Task data:
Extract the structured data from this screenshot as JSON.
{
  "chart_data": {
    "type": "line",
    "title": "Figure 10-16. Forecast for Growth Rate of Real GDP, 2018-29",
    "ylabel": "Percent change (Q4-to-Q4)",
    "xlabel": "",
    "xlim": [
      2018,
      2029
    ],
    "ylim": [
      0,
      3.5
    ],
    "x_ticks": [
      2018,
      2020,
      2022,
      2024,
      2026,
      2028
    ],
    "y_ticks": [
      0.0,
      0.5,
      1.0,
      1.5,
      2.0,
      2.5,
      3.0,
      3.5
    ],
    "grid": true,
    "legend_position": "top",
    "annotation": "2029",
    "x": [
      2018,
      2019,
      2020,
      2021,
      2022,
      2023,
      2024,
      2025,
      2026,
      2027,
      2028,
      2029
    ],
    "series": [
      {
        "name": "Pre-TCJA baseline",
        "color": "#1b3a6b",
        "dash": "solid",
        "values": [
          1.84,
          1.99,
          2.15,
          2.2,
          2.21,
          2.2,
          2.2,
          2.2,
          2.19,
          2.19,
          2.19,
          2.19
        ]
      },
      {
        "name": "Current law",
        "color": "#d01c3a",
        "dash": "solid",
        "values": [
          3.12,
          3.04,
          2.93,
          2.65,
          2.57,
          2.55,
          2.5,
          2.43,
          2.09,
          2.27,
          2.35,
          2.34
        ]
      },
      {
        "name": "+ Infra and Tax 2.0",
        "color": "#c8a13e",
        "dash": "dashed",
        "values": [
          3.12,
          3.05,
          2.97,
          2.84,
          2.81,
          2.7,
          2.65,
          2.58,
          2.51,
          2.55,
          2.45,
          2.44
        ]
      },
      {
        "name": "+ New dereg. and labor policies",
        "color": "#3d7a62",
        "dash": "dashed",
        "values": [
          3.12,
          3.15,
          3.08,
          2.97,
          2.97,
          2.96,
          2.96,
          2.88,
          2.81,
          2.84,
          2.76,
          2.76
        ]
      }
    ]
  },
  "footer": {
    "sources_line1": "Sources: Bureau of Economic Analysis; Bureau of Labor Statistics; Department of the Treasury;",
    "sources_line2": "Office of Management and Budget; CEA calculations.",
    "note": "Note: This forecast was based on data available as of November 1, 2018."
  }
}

Set problem:
Every record shown above must be echoed exactly.

Exercise solution:
Extract the structured data from this screenshot as JSON.
{
  "chart_data": {
    "type": "line",
    "title": "Figure 10-16. Forecast for Growth Rate of Real GDP, 2018-29",
    "ylabel": "Percent change (Q4-to-Q4)",
    "xlabel": "",
    "xlim": [
      2018,
      2029
    ],
    "ylim": [
      0,
      3.5
    ],
    "x_ticks": [
      2018,
      2020,
      2022,
      2024,
      2026,
      2028
    ],
    "y_ticks": [
      0.0,
      0.5,
      1.0,
      1.5,
      2.0,
      2.5,
      3.0,
      3.5
    ],
    "grid": true,
    "legend_position": "top",
    "annotation": "2029",
    "x": [
      2018,
      2019,
      2020,
      2021,
      2022,
      2023,
      2024,
      2025,
      2026,
      2027,
      2028,
      2029
    ],
    "series": [
      {
        "name": "Pre-TCJA baseline",
        "color": "#1b3a6b",
        "dash": "solid",
        "values": [
          1.84,
          1.99,
          2.15,
          2.2,
          2.21,
          2.2,
          2.2,
          2.2,
          2.19,
          2.19,
          2.19,
          2.19
        ]
      },
      {
        "name": "Current law",
        "color": "#d01c3a",
        "dash": "solid",
        "values": [
          3.12,
          3.04,
          2.93,
          2.65,
          2.57,
          2.55,
          2.5,
          2.43,
          2.09,
          2.27,
          2.35,
          2.34
        ]
      },
      {
        "name": "+ Infra and Tax 2.0",
        "color": "#c8a13e",
        "dash": "dashed",
        "values": [
          3.12,
          3.05,
          2.97,
          2.84,
          2.81,
          2.7,
          2.65,
          2.58,
          2.51,
          2.55,
          2.45,
          2.44
        ]
      },
      {
        "name": "+ New dereg. and labor policies",
        "color": "#3d7a62",
        "dash": "dashed",
        "values": [
          3.12,
          3.15,
          3.08,
          2.97,
          2.97,
          2.96,
          2.96,
          2.88,
          2.81,
          2.84,
          2.76,
          2.76
        ]
      }
    ]
  },
  "footer": {
    "sources_line1": "Sources: Bureau of Economic Analysis; Bureau of Labor Statistics; Department of the Treasury;",
    "sources_line2": "Office of Management and Budget; CEA calculations.",
    "note": "Note: This forecast was based on data available as of November 1, 2018."
  }
}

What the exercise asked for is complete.